Work to be completed ▸ Where the word "name" occurs in a line, return that line.

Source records
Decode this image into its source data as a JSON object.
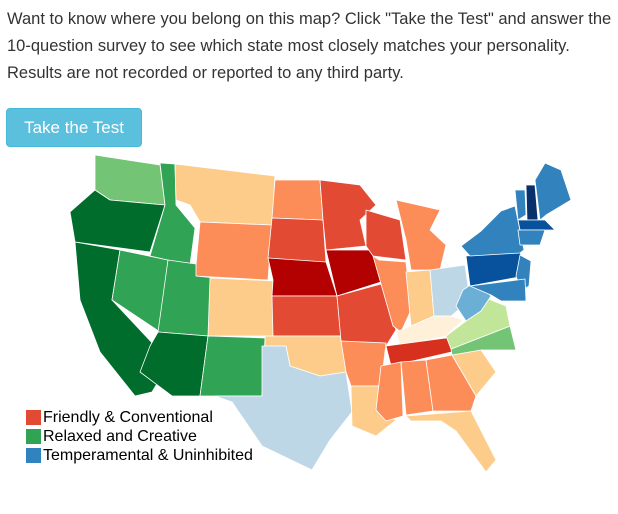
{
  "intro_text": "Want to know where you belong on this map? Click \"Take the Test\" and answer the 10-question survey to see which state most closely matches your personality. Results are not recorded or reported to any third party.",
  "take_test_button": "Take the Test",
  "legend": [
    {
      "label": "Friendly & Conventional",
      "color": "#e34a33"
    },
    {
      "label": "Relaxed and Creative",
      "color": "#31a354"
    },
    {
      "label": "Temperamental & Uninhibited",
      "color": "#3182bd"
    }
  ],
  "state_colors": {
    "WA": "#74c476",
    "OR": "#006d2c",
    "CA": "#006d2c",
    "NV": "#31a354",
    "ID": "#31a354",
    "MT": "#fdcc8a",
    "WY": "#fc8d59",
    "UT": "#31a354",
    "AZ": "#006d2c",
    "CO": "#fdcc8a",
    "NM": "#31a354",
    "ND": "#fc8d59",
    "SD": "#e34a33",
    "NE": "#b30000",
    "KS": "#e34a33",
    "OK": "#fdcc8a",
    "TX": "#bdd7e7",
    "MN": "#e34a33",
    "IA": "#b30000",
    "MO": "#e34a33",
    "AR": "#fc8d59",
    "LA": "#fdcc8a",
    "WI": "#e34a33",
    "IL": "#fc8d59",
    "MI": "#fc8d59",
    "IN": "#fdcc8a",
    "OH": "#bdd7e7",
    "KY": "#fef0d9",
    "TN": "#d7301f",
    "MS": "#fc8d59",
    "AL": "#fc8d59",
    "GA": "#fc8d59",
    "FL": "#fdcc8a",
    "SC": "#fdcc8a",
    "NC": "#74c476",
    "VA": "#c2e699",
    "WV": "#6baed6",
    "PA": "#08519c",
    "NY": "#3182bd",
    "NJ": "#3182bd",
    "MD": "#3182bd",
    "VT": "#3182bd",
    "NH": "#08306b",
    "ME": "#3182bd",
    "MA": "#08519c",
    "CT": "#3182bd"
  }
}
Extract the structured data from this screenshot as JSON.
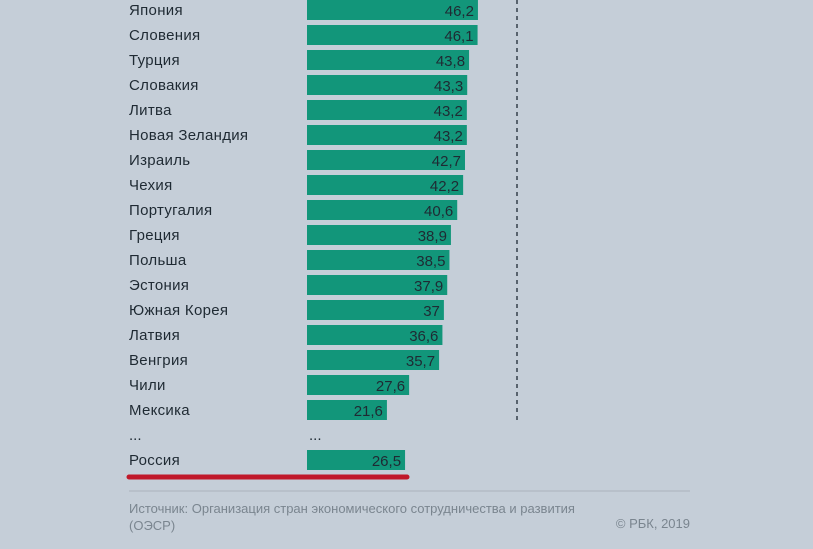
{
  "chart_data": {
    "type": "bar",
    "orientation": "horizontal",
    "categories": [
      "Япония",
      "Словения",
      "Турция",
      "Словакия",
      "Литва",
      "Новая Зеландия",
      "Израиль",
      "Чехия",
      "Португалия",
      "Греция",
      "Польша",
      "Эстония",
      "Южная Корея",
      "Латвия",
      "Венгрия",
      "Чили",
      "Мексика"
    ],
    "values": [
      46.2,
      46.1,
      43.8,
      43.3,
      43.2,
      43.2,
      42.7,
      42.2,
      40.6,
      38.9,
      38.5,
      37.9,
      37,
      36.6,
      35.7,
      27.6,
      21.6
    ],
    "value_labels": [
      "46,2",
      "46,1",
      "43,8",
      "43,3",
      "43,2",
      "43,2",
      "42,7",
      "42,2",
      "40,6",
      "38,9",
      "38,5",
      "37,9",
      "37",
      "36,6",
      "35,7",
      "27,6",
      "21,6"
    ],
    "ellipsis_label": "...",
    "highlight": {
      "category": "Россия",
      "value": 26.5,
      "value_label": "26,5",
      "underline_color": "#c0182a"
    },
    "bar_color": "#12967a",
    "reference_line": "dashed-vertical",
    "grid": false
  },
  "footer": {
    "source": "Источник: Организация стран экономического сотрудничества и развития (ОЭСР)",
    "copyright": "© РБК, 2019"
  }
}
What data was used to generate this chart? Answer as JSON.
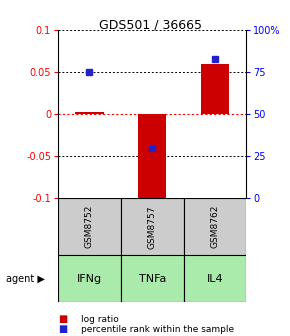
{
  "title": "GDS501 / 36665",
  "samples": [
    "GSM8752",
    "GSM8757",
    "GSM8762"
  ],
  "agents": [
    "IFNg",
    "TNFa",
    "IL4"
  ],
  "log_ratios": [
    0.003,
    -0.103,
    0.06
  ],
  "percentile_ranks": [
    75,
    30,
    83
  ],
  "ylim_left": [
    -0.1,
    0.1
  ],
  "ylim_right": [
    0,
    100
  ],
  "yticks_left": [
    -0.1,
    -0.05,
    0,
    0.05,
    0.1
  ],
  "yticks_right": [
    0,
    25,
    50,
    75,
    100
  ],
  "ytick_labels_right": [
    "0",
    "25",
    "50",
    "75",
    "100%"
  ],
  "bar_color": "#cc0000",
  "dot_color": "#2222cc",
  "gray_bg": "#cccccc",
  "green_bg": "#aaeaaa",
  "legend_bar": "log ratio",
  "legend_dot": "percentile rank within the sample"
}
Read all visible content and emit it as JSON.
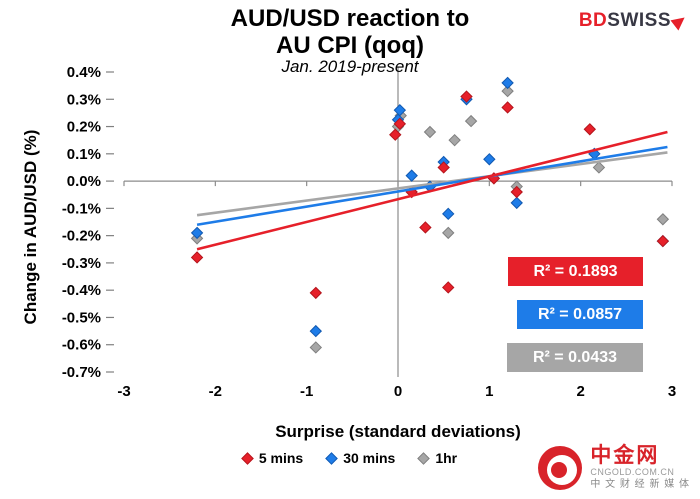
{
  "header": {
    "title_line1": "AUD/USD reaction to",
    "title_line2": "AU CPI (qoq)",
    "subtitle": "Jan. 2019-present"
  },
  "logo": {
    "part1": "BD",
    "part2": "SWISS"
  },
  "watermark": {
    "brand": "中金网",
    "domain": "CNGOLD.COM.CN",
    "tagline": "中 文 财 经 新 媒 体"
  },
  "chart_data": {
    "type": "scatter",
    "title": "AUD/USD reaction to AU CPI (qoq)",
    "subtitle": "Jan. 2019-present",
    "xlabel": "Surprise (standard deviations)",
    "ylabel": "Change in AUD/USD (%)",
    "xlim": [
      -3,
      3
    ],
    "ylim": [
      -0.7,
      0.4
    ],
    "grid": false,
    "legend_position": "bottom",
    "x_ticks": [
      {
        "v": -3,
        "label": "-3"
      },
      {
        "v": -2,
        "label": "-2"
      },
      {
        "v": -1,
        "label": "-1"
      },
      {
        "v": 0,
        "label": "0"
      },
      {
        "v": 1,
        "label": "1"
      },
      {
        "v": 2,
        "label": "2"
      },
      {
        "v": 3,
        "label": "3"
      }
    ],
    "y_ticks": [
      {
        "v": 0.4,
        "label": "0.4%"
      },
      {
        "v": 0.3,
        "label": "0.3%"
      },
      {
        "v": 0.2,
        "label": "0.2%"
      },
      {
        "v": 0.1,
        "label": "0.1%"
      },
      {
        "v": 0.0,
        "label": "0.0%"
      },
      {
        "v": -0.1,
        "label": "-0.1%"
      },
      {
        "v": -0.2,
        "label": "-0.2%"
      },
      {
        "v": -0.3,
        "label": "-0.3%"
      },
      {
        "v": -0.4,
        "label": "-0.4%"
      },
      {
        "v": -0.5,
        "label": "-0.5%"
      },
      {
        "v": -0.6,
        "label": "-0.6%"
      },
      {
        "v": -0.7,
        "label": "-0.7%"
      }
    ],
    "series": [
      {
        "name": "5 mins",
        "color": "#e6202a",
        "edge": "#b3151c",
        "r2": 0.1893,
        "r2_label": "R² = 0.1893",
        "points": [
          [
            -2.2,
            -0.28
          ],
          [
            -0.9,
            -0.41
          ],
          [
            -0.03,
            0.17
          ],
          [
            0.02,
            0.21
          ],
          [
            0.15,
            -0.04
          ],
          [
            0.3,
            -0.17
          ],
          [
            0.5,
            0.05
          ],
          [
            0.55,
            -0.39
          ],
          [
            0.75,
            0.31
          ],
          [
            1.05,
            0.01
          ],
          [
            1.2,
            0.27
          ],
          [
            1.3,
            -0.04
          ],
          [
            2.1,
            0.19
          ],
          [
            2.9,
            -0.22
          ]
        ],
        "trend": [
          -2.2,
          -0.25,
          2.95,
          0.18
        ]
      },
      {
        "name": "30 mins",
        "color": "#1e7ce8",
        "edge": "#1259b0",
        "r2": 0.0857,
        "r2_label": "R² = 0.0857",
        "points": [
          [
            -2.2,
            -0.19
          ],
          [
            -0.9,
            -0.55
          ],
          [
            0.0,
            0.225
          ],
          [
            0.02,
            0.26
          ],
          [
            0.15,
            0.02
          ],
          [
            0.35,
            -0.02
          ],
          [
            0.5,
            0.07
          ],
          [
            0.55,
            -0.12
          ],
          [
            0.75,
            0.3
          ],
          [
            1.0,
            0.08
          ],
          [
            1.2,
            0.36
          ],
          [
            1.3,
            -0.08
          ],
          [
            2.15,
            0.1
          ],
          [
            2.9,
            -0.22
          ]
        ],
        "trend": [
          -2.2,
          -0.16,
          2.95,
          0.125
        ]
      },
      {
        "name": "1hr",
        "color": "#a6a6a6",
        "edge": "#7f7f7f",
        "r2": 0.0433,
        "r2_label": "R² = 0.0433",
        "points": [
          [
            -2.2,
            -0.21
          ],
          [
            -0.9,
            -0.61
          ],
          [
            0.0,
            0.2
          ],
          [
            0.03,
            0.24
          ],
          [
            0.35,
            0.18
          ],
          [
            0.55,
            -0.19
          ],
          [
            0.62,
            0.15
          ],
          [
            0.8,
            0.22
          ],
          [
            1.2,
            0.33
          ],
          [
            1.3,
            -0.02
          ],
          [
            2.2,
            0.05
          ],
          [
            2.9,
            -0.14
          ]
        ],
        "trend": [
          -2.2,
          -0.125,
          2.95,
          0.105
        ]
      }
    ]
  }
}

--

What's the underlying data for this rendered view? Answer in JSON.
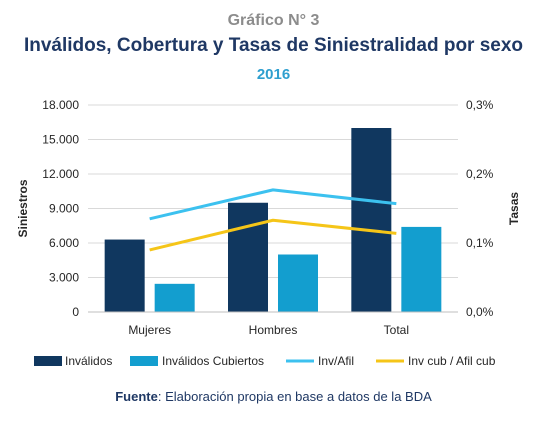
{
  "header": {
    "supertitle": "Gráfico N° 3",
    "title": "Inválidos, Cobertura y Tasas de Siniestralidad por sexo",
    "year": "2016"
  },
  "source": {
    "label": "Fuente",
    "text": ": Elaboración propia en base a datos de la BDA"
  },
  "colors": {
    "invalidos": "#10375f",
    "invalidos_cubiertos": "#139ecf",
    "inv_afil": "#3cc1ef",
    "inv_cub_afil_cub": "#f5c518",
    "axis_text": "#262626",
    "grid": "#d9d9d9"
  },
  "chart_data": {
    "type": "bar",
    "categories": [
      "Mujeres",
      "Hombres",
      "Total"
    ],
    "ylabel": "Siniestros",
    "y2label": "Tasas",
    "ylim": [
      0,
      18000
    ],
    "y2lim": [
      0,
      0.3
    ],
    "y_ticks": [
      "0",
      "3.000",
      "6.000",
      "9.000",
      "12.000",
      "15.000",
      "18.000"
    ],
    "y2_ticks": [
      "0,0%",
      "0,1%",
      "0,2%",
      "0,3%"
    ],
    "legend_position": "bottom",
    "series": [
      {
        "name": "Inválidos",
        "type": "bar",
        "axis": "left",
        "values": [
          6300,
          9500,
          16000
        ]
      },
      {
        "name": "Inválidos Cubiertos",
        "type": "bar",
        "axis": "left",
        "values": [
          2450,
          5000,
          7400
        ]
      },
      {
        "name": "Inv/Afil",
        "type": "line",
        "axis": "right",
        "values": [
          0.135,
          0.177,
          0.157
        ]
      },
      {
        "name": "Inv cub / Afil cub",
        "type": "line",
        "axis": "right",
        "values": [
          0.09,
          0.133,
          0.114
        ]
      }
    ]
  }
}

Output of the task ▸
        "name": "5 mins",
        "name": "30 mins",
        "name": "1hr",
        "name": "Inválidos",
        "name": "Inválidos Cubiertos",
        "name": "Inv/Afil",
        "name": "Inv cub / Afil cub",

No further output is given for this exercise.